Aim — Tally the lines that include "thực". Output the number only.

Listed entries —
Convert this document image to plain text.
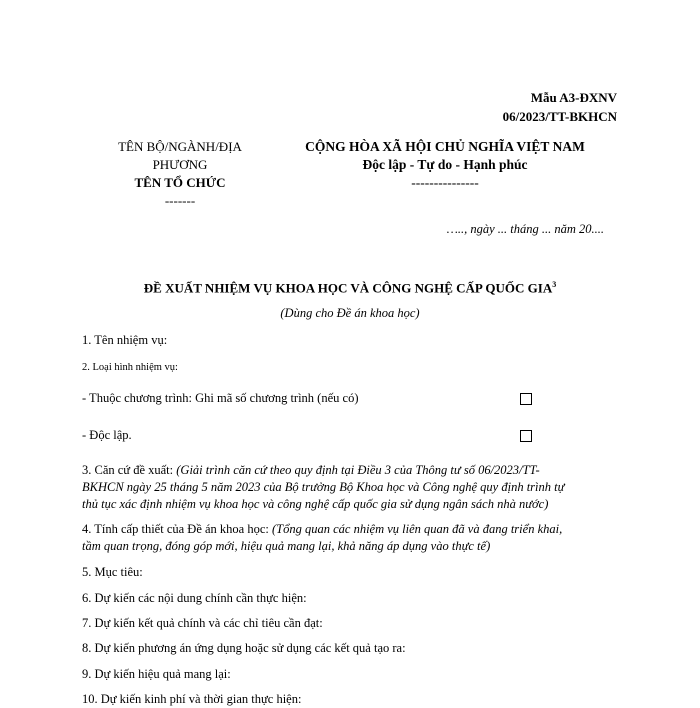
Mẫu A3-ĐXNV
06/2023/TT-BKHCN
TÊN BỘ/NGÀNH/ĐỊA
PHƯƠNG
TÊN TỔ CHỨC
-------
CỘNG HÒA XÃ HỘI CHỦ NGHĨA VIỆT NAM
Độc lập - Tự do - Hạnh phúc
---------------
….., ngày ... tháng ... năm 20....
ĐỀ XUẤT NHIỆM VỤ KHOA HỌC VÀ CÔNG NGHỆ CẤP QUỐC GIA$^3$
(Dùng cho Đề án khoa học)
1. Tên nhiệm vụ:
2. Loại hình nhiệm vụ:
- Thuộc chương trình: Ghi mã số chương trình (nếu có)
- Độc lập.
3. Căn cứ đề xuất: (Giải trình căn cứ theo quy định tại Điều 3 của Thông tư số 06/2023/TT-
BKHCN ngày 25 tháng 5 năm 2023 của Bộ trưởng Bộ Khoa học và Công nghệ quy định trình tự
thủ tục xác định nhiệm vụ khoa học và công nghệ cấp quốc gia sử dụng ngân sách nhà nước)
4. Tính cấp thiết của Đề án khoa học: (Tổng quan các nhiệm vụ liên quan đã và đang triển khai,
tầm quan trọng, đóng góp mới, hiệu quả mang lại, khả năng áp dụng vào thực tế)
5. Mục tiêu:
6. Dự kiến các nội dung chính cần thực hiện:
7. Dự kiến kết quả chính và các chỉ tiêu cần đạt:
8. Dự kiến phương án ứng dụng hoặc sử dụng các kết quả tạo ra:
9. Dự kiến hiệu quả mang lại:
10. Dự kiến kinh phí và thời gian thực hiện:
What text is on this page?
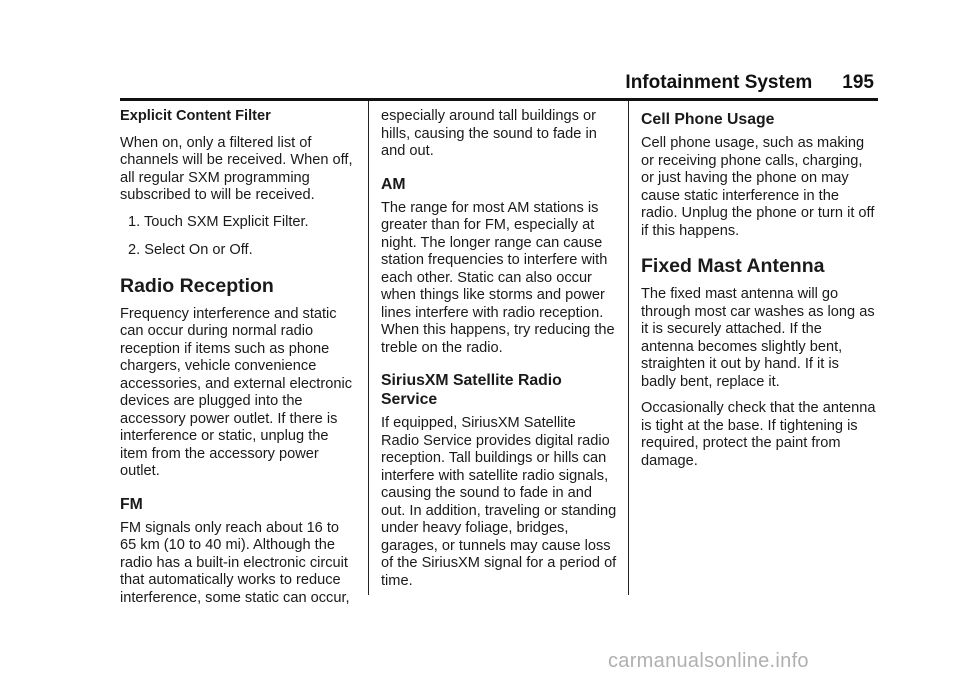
Infotainment System 195

Explicit Content Filter

When on, only a filtered list of channels will be received. When off, all regular SXM programming subscribed to will be received.

1. Touch SXM Explicit Filter.
2. Select On or Off.
Radio Reception

Frequency interference and static can occur during normal radio reception if items such as phone chargers, vehicle convenience accessories, and external electronic devices are plugged into the accessory power outlet. If there is interference or static, unplug the item from the accessory power outlet.

FM

FM signals only reach about 16 to 65 km (10 to 40 mi). Although the radio has a built-in electronic circuit that automatically works to reduce interference, some static can occur,

especially around tall buildings or hills, causing the sound to fade in and out.

AM

The range for most AM stations is greater than for FM, especially at night. The longer range can cause station frequencies to interfere with each other. Static can also occur when things like storms and power lines interfere with radio reception. When this happens, try reducing the treble on the radio.

SiriusXM Satellite Radio Service

If equipped, SiriusXM Satellite Radio Service provides digital radio reception. Tall buildings or hills can interfere with satellite radio signals, causing the sound to fade in and out. In addition, traveling or standing under heavy foliage, bridges, garages, or tunnels may cause loss of the SiriusXM signal for a period of time.

Cell Phone Usage

Cell phone usage, such as making or receiving phone calls, charging, or just having the phone on may cause static interference in the radio. Unplug the phone or turn it off if this happens.

Fixed Mast Antenna

The fixed mast antenna will go through most car washes as long as it is securely attached. If the antenna becomes slightly bent, straighten it out by hand. If it is badly bent, replace it.

Occasionally check that the antenna is tight at the base. If tightening is required, protect the paint from damage.

carmanualsonline.info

Exercise result — 3